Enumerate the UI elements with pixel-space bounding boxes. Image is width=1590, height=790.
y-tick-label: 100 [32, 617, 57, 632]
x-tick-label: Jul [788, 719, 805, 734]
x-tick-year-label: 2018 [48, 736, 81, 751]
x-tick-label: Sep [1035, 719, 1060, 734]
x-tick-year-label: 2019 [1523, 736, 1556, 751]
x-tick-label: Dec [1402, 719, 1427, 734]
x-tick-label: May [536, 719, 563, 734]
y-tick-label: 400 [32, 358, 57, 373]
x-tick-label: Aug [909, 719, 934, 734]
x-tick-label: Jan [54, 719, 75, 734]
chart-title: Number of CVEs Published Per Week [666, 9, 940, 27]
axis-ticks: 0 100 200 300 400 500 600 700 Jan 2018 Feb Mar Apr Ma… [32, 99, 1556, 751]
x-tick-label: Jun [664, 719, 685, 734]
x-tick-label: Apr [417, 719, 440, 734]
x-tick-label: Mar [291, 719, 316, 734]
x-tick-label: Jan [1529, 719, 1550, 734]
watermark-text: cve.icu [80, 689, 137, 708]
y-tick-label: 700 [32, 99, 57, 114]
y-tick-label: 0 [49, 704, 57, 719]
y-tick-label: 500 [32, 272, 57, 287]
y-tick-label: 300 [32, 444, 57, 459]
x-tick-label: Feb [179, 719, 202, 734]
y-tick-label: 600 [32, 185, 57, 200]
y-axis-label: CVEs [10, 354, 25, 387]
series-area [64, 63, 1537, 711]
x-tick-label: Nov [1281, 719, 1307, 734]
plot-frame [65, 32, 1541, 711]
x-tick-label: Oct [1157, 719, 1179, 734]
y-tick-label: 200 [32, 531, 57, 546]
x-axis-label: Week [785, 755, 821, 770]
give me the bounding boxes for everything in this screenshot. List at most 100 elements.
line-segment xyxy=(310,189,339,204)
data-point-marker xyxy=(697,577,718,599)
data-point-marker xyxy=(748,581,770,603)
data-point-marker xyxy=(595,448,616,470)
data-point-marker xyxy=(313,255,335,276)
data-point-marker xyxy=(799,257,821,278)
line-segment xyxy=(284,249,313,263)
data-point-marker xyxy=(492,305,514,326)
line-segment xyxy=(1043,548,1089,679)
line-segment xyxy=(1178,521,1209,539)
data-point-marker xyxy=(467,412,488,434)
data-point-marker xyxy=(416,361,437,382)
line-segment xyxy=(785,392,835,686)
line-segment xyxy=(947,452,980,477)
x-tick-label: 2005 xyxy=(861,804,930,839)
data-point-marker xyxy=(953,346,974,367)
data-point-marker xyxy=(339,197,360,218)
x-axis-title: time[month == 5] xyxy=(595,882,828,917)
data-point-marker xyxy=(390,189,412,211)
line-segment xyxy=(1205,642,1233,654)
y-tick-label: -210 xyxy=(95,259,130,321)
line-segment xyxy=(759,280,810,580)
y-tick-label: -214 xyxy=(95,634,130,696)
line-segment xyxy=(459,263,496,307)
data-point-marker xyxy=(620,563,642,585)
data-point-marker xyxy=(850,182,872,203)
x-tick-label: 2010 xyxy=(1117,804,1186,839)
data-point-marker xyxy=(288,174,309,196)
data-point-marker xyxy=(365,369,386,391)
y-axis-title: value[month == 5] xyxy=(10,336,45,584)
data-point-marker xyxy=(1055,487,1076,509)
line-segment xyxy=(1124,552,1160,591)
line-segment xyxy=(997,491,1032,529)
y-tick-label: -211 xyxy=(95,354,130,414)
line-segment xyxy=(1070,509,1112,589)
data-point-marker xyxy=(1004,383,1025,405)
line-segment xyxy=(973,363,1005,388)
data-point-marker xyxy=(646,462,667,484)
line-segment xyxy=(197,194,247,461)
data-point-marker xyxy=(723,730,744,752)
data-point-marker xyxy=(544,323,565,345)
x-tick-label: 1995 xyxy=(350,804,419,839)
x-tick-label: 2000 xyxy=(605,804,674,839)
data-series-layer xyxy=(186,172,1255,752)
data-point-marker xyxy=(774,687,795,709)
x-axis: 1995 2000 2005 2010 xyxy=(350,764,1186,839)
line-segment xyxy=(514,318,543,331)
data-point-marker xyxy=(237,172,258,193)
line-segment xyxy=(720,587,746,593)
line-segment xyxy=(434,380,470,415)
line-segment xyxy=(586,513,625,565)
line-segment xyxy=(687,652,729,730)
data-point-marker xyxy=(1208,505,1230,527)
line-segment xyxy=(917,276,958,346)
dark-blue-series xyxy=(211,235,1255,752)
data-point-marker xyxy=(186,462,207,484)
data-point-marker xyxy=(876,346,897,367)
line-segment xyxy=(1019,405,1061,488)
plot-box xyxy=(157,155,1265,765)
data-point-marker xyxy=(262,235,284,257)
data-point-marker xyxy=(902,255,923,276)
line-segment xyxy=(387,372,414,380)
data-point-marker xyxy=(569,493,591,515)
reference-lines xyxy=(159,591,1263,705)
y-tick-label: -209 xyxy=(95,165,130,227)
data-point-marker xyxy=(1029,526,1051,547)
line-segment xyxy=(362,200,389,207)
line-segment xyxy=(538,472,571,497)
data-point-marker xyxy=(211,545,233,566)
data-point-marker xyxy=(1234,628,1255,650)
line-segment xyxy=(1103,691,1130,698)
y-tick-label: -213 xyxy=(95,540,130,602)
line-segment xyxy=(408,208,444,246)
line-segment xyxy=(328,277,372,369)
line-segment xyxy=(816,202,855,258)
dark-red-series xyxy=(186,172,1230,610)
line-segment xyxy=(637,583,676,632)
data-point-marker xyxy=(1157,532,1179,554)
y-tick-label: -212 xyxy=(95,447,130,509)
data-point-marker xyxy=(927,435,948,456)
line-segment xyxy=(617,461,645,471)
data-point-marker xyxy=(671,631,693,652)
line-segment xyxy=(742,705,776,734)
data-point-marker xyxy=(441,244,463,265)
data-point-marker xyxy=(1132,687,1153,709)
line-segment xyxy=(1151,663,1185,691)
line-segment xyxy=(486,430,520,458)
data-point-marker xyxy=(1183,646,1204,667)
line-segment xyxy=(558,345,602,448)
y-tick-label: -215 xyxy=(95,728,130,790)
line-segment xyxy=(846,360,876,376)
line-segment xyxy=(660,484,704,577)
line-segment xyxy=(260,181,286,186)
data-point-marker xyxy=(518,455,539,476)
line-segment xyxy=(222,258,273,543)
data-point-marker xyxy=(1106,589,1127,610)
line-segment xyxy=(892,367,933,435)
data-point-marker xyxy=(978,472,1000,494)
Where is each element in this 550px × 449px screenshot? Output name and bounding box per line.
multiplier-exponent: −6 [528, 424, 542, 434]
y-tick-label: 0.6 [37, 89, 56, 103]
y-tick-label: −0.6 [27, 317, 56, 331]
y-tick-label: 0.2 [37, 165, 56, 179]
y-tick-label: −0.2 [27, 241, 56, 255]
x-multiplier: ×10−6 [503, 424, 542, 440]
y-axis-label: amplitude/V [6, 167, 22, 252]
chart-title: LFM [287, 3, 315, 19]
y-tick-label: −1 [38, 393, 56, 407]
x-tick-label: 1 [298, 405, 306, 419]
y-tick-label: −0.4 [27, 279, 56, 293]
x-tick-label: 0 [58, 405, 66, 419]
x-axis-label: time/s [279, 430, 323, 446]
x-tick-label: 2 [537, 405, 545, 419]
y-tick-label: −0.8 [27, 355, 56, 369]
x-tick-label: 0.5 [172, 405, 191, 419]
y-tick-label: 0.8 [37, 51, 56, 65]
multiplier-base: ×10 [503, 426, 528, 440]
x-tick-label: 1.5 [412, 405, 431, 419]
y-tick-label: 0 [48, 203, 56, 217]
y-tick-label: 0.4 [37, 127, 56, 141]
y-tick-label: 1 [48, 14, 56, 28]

--*--

WHAT THE TASK ASKS:
Copy all of the entries above word for word, leaving every line unchanged.

WRITTEN SOLUTION:
Enumerate the UI elements with pixel-space bounding boxes. Image is width=1590, height=790.
y-tick-label: 100 [32, 617, 57, 632]
x-tick-label: Jul [788, 719, 805, 734]
x-tick-year-label: 2018 [48, 736, 81, 751]
x-tick-label: Sep [1035, 719, 1060, 734]
x-tick-year-label: 2019 [1523, 736, 1556, 751]
x-tick-label: Dec [1402, 719, 1427, 734]
x-tick-label: May [536, 719, 563, 734]
y-tick-label: 400 [32, 358, 57, 373]
x-tick-label: Aug [909, 719, 934, 734]
x-tick-label: Jan [54, 719, 75, 734]
chart-title: Number of CVEs Published Per Week [666, 9, 940, 27]
axis-ticks: 0 100 200 300 400 500 600 700 Jan 2018 Feb Mar Apr Ma… [32, 99, 1556, 751]
x-tick-label: Jun [664, 719, 685, 734]
x-tick-label: Apr [417, 719, 440, 734]
x-tick-label: Mar [291, 719, 316, 734]
x-tick-label: Jan [1529, 719, 1550, 734]
watermark-text: cve.icu [80, 689, 137, 708]
y-tick-label: 700 [32, 99, 57, 114]
y-tick-label: 0 [49, 704, 57, 719]
y-tick-label: 500 [32, 272, 57, 287]
y-tick-label: 300 [32, 444, 57, 459]
x-tick-label: Feb [179, 719, 202, 734]
y-tick-label: 600 [32, 185, 57, 200]
y-axis-label: CVEs [10, 354, 25, 387]
series-area [64, 63, 1537, 711]
x-tick-label: Nov [1281, 719, 1307, 734]
plot-frame [65, 32, 1541, 711]
x-tick-label: Oct [1157, 719, 1179, 734]
y-tick-label: 200 [32, 531, 57, 546]
x-axis-label: Week [785, 755, 821, 770]
give me the bounding boxes for everything in this screenshot. List at most 100 elements.
line-segment xyxy=(310,189,339,204)
data-point-marker xyxy=(697,577,718,599)
data-point-marker xyxy=(748,581,770,603)
data-point-marker xyxy=(595,448,616,470)
data-point-marker xyxy=(313,255,335,276)
data-point-marker xyxy=(799,257,821,278)
line-segment xyxy=(284,249,313,263)
data-point-marker xyxy=(492,305,514,326)
line-segment xyxy=(1043,548,1089,679)
line-segment xyxy=(1178,521,1209,539)
data-point-marker xyxy=(467,412,488,434)
data-point-marker xyxy=(416,361,437,382)
line-segment xyxy=(785,392,835,686)
line-segment xyxy=(947,452,980,477)
x-tick-label: 2005 xyxy=(861,804,930,839)
data-point-marker xyxy=(953,346,974,367)
data-point-marker xyxy=(339,197,360,218)
x-axis-title: time[month == 5] xyxy=(595,882,828,917)
data-point-marker xyxy=(390,189,412,211)
line-segment xyxy=(1205,642,1233,654)
y-tick-label: -210 xyxy=(95,259,130,321)
line-segment xyxy=(759,280,810,580)
y-tick-label: -214 xyxy=(95,634,130,696)
line-segment xyxy=(459,263,496,307)
data-point-marker xyxy=(620,563,642,585)
data-point-marker xyxy=(850,182,872,203)
x-tick-label: 2010 xyxy=(1117,804,1186,839)
data-point-marker xyxy=(288,174,309,196)
data-point-marker xyxy=(365,369,386,391)
y-axis-title: value[month == 5] xyxy=(10,336,45,584)
data-point-marker xyxy=(1055,487,1076,509)
line-segment xyxy=(1124,552,1160,591)
line-segment xyxy=(997,491,1032,529)
y-tick-label: -211 xyxy=(95,354,130,414)
line-segment xyxy=(1070,509,1112,589)
data-point-marker xyxy=(1004,383,1025,405)
line-segment xyxy=(973,363,1005,388)
data-point-marker xyxy=(646,462,667,484)
line-segment xyxy=(197,194,247,461)
data-point-marker xyxy=(723,730,744,752)
data-point-marker xyxy=(544,323,565,345)
x-tick-label: 1995 xyxy=(350,804,419,839)
x-tick-label: 2000 xyxy=(605,804,674,839)
data-series-layer xyxy=(186,172,1255,752)
data-point-marker xyxy=(774,687,795,709)
x-axis: 1995 2000 2005 2010 xyxy=(350,764,1186,839)
line-segment xyxy=(514,318,543,331)
data-point-marker xyxy=(237,172,258,193)
line-segment xyxy=(720,587,746,593)
line-segment xyxy=(434,380,470,415)
line-segment xyxy=(586,513,625,565)
line-segment xyxy=(687,652,729,730)
data-point-marker xyxy=(1208,505,1230,527)
line-segment xyxy=(917,276,958,346)
dark-blue-series xyxy=(211,235,1255,752)
data-point-marker xyxy=(186,462,207,484)
data-point-marker xyxy=(876,346,897,367)
line-segment xyxy=(1019,405,1061,488)
plot-box xyxy=(157,155,1265,765)
data-point-marker xyxy=(262,235,284,257)
data-point-marker xyxy=(902,255,923,276)
line-segment xyxy=(387,372,414,380)
data-point-marker xyxy=(569,493,591,515)
reference-lines xyxy=(159,591,1263,705)
y-tick-label: -209 xyxy=(95,165,130,227)
data-point-marker xyxy=(1029,526,1051,547)
line-segment xyxy=(362,200,389,207)
line-segment xyxy=(538,472,571,497)
data-point-marker xyxy=(211,545,233,566)
data-point-marker xyxy=(1234,628,1255,650)
line-segment xyxy=(1103,691,1130,698)
y-tick-label: -213 xyxy=(95,540,130,602)
line-segment xyxy=(408,208,444,246)
line-segment xyxy=(328,277,372,369)
line-segment xyxy=(816,202,855,258)
dark-red-series xyxy=(186,172,1230,610)
line-segment xyxy=(637,583,676,632)
data-point-marker xyxy=(1157,532,1179,554)
y-tick-label: -212 xyxy=(95,447,130,509)
data-point-marker xyxy=(927,435,948,456)
line-segment xyxy=(617,461,645,471)
data-point-marker xyxy=(671,631,693,652)
line-segment xyxy=(742,705,776,734)
data-point-marker xyxy=(441,244,463,265)
data-point-marker xyxy=(1132,687,1153,709)
line-segment xyxy=(1151,663,1185,691)
line-segment xyxy=(486,430,520,458)
data-point-marker xyxy=(1183,646,1204,667)
line-segment xyxy=(558,345,602,448)
y-tick-label: -215 xyxy=(95,728,130,790)
line-segment xyxy=(846,360,876,376)
line-segment xyxy=(660,484,704,577)
line-segment xyxy=(260,181,286,186)
data-point-marker xyxy=(518,455,539,476)
line-segment xyxy=(222,258,273,543)
data-point-marker xyxy=(1106,589,1127,610)
line-segment xyxy=(892,367,933,435)
data-point-marker xyxy=(978,472,1000,494)
Where is each element in this 550px × 449px screenshot? Output name and bounding box per line.
multiplier-exponent: −6 [528, 424, 542, 434]
y-tick-label: 0.6 [37, 89, 56, 103]
y-tick-label: −0.6 [27, 317, 56, 331]
y-tick-label: 0.2 [37, 165, 56, 179]
y-tick-label: −0.2 [27, 241, 56, 255]
x-multiplier: ×10−6 [503, 424, 542, 440]
y-axis-label: amplitude/V [6, 167, 22, 252]
chart-title: LFM [287, 3, 315, 19]
y-tick-label: −1 [38, 393, 56, 407]
x-tick-label: 1 [298, 405, 306, 419]
y-tick-label: −0.4 [27, 279, 56, 293]
x-tick-label: 0 [58, 405, 66, 419]
x-axis-label: time/s [279, 430, 323, 446]
x-tick-label: 2 [537, 405, 545, 419]
y-tick-label: −0.8 [27, 355, 56, 369]
x-tick-label: 0.5 [172, 405, 191, 419]
y-tick-label: 0.8 [37, 51, 56, 65]
multiplier-base: ×10 [503, 426, 528, 440]
x-tick-label: 1.5 [412, 405, 431, 419]
y-tick-label: 0 [48, 203, 56, 217]
y-tick-label: 0.4 [37, 127, 56, 141]
y-tick-label: 1 [48, 14, 56, 28]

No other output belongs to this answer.